━━ DATASET EXCERPTS
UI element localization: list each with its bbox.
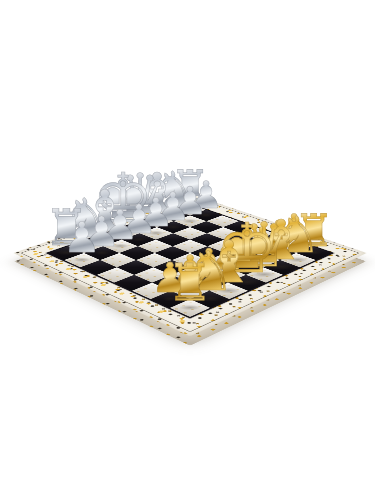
- squares-grid: [49, 204, 332, 317]
- chess-set-photo: ♜♞♟♝♟♛♟♚♟♝♟♞♟♟♜♟♟♜♟♟♞♟♝♟♛♟♚♟♝♟♞♜: [0, 0, 375, 500]
- chess-board: [13, 194, 367, 336]
- board-scene: [0, 0, 375, 500]
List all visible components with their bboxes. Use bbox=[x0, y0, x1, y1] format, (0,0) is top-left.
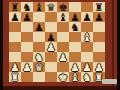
black-rook-icon: ♜ bbox=[10, 2, 19, 12]
square-f3 bbox=[69, 52, 81, 62]
square-d1 bbox=[45, 72, 57, 82]
white-pawn-icon: ♟ bbox=[94, 62, 103, 72]
square-b5 bbox=[21, 32, 33, 42]
square-h7: ♟ bbox=[93, 12, 105, 22]
square-d8: ♛ bbox=[45, 2, 57, 12]
square-e1: ♚ bbox=[57, 72, 69, 82]
square-e2 bbox=[57, 62, 69, 72]
white-bishop-icon: ♝ bbox=[82, 32, 91, 42]
black-pawn-icon: ♟ bbox=[22, 12, 31, 22]
black-bishop-icon: ♝ bbox=[58, 12, 67, 22]
square-g4 bbox=[81, 42, 93, 52]
square-h8: ♜ bbox=[93, 2, 105, 12]
square-c2: ♛ bbox=[33, 62, 45, 72]
square-a5 bbox=[9, 32, 21, 42]
black-knight-icon: ♞ bbox=[70, 22, 79, 32]
square-d4: ♟ bbox=[45, 42, 57, 52]
white-king-icon: ♚ bbox=[58, 72, 67, 82]
square-c3: ♞ bbox=[33, 52, 45, 62]
square-e4 bbox=[57, 42, 69, 52]
square-g2: ♟ bbox=[81, 62, 93, 72]
chess-diagram: ♜♞♝♛♚♜♟♟♝♟♟♟♟♞♟♝♟♞♟♟♟♛♟♟♟♜♚♝♞♜ bbox=[0, 0, 120, 90]
square-e6 bbox=[57, 22, 69, 32]
square-f2: ♟ bbox=[69, 62, 81, 72]
black-rook-icon: ♜ bbox=[94, 2, 103, 12]
black-knight-icon: ♞ bbox=[22, 2, 31, 12]
square-f7: ♟ bbox=[69, 12, 81, 22]
square-g5: ♝ bbox=[81, 32, 93, 42]
square-c6: ♟ bbox=[33, 22, 45, 32]
square-f1: ♝ bbox=[69, 72, 81, 82]
white-knight-icon: ♞ bbox=[82, 72, 91, 82]
square-a8: ♜ bbox=[9, 2, 21, 12]
black-bishop-icon: ♝ bbox=[34, 2, 43, 12]
square-b3 bbox=[21, 52, 33, 62]
square-c1 bbox=[33, 72, 45, 82]
chess-board: ♜♞♝♛♚♜♟♟♝♟♟♟♟♞♟♝♟♞♟♟♟♛♟♟♟♜♚♝♞♜ bbox=[9, 2, 105, 82]
square-a7: ♟ bbox=[9, 12, 21, 22]
black-pawn-icon: ♟ bbox=[70, 12, 79, 22]
white-queen-icon: ♛ bbox=[34, 62, 43, 72]
black-king-icon: ♚ bbox=[58, 2, 67, 12]
square-e3: ♟ bbox=[57, 52, 69, 62]
square-a3 bbox=[9, 52, 21, 62]
square-h3 bbox=[93, 52, 105, 62]
square-a6 bbox=[9, 22, 21, 32]
white-bishop-icon: ♝ bbox=[70, 72, 79, 82]
square-h5 bbox=[93, 32, 105, 42]
square-f4 bbox=[69, 42, 81, 52]
white-pawn-icon: ♟ bbox=[10, 62, 19, 72]
square-e7: ♝ bbox=[57, 12, 69, 22]
white-pawn-icon: ♟ bbox=[58, 52, 67, 62]
square-g8 bbox=[81, 2, 93, 12]
white-pawn-icon: ♟ bbox=[70, 62, 79, 72]
square-h2: ♟ bbox=[93, 62, 105, 72]
square-h6 bbox=[93, 22, 105, 32]
black-pawn-icon: ♟ bbox=[46, 32, 55, 42]
white-pawn-icon: ♟ bbox=[46, 42, 55, 52]
black-pawn-icon: ♟ bbox=[10, 12, 19, 22]
black-queen-icon: ♛ bbox=[46, 2, 55, 12]
square-c5 bbox=[33, 32, 45, 42]
square-b8: ♞ bbox=[21, 2, 33, 12]
square-d3 bbox=[45, 52, 57, 62]
square-b2: ♟ bbox=[21, 62, 33, 72]
white-rook-icon: ♜ bbox=[10, 72, 19, 82]
square-d7 bbox=[45, 12, 57, 22]
watermark-badge bbox=[102, 79, 117, 84]
black-pawn-icon: ♟ bbox=[34, 22, 43, 32]
square-f6: ♞ bbox=[69, 22, 81, 32]
white-pawn-icon: ♟ bbox=[82, 62, 91, 72]
square-a4 bbox=[9, 42, 21, 52]
square-f8 bbox=[69, 2, 81, 12]
square-b1 bbox=[21, 72, 33, 82]
square-a1: ♜ bbox=[9, 72, 21, 82]
square-a2: ♟ bbox=[9, 62, 21, 72]
square-d6 bbox=[45, 22, 57, 32]
square-f5 bbox=[69, 32, 81, 42]
square-g6 bbox=[81, 22, 93, 32]
square-g1: ♞ bbox=[81, 72, 93, 82]
square-e8: ♚ bbox=[57, 2, 69, 12]
square-e5 bbox=[57, 32, 69, 42]
white-pawn-icon: ♟ bbox=[22, 62, 31, 72]
square-b4 bbox=[21, 42, 33, 52]
black-pawn-icon: ♟ bbox=[94, 12, 103, 22]
square-d2 bbox=[45, 62, 57, 72]
square-c4 bbox=[33, 42, 45, 52]
square-g7: ♟ bbox=[81, 12, 93, 22]
square-c7 bbox=[33, 12, 45, 22]
square-b7: ♟ bbox=[21, 12, 33, 22]
square-c8: ♝ bbox=[33, 2, 45, 12]
frame-groove bbox=[112, 0, 114, 88]
square-g3 bbox=[81, 52, 93, 62]
white-knight-icon: ♞ bbox=[34, 52, 43, 62]
black-pawn-icon: ♟ bbox=[82, 12, 91, 22]
square-b6 bbox=[21, 22, 33, 32]
frame-bottom-edge bbox=[3, 86, 117, 90]
square-d5: ♟ bbox=[45, 32, 57, 42]
square-h4 bbox=[93, 42, 105, 52]
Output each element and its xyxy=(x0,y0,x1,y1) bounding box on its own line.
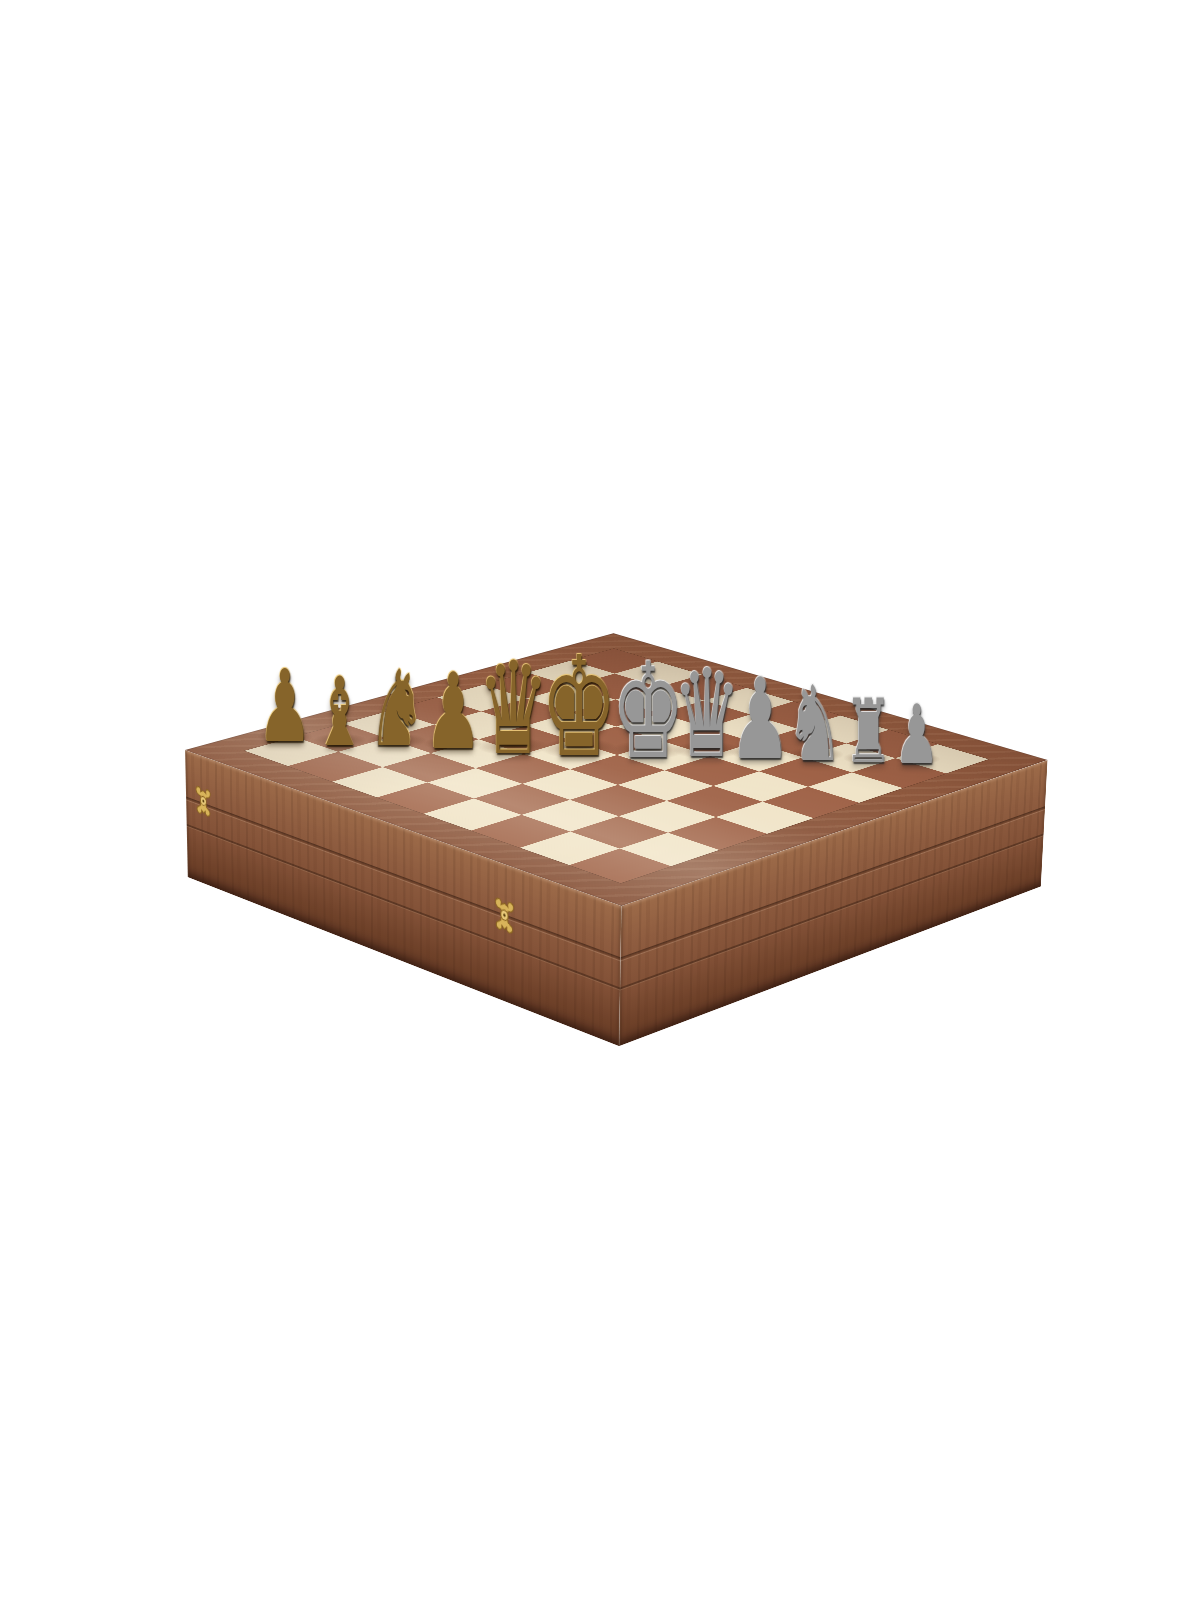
piece-shadow xyxy=(539,738,619,759)
silver-rook-piece: ♜ xyxy=(798,688,938,776)
piece-shadow xyxy=(893,753,941,765)
piece-shadow xyxy=(728,744,793,761)
piece-shadow xyxy=(312,733,367,747)
piece-shadow xyxy=(672,741,743,759)
piece-shadow xyxy=(367,733,428,749)
piece-shadow xyxy=(842,751,893,764)
piece-shadow xyxy=(256,729,314,744)
piece-shadow xyxy=(423,736,484,752)
silver-pawn-piece: ♟ xyxy=(690,663,830,775)
silver-queen-piece: ♛ xyxy=(637,653,777,775)
gold-pawn-piece: ♟ xyxy=(383,660,523,765)
gold-seated-pawn-piece: ♟ xyxy=(215,657,355,757)
gold-knight-piece: ♞ xyxy=(327,657,467,762)
gold-bishop-piece: ♝ xyxy=(270,665,410,760)
display-row-of-pieces: ♟ ♝ ♞ ♟ ♛ ♚ ♚ ♛ ♟ ♞ ♜ ♟ xyxy=(0,0,1200,1600)
product-photo-scene: ♟ ♝ ♞ ♟ ♛ ♚ ♚ ♛ ♟ ♞ ♜ ♟ xyxy=(0,0,1200,1600)
gold-queen-piece: ♛ xyxy=(443,645,583,773)
piece-shadow xyxy=(610,740,687,760)
silver-king-piece: ♚ xyxy=(578,645,718,777)
silver-knight-piece: ♞ xyxy=(745,672,885,776)
gold-king-piece: ♚ xyxy=(509,639,649,777)
piece-shadow xyxy=(476,737,550,756)
piece-shadow xyxy=(785,747,845,763)
silver-seated-pawn-piece: ♟ xyxy=(847,694,987,776)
━━━━
= INSTRUCTIONS FOR THE TASK =
Copy out the lines of the material word for word, from the line containing "black-rook-icon: ♜ bbox=[10, 2, 19, 12]" through the line containing "black-bishop-icon: ♝ bbox=[58, 12, 67, 22]", keeping both of those lines.

= ANSWER FOR THIS EXERCISE =
black-rook-icon: ♜ bbox=[10, 2, 19, 12]
square-f3 bbox=[69, 52, 81, 62]
square-d1 bbox=[45, 72, 57, 82]
white-pawn-icon: ♟ bbox=[94, 62, 103, 72]
square-b5 bbox=[21, 32, 33, 42]
square-h7: ♟ bbox=[93, 12, 105, 22]
square-d8: ♛ bbox=[45, 2, 57, 12]
square-e1: ♚ bbox=[57, 72, 69, 82]
square-e2 bbox=[57, 62, 69, 72]
white-bishop-icon: ♝ bbox=[82, 32, 91, 42]
black-pawn-icon: ♟ bbox=[22, 12, 31, 22]
black-bishop-icon: ♝ bbox=[58, 12, 67, 22]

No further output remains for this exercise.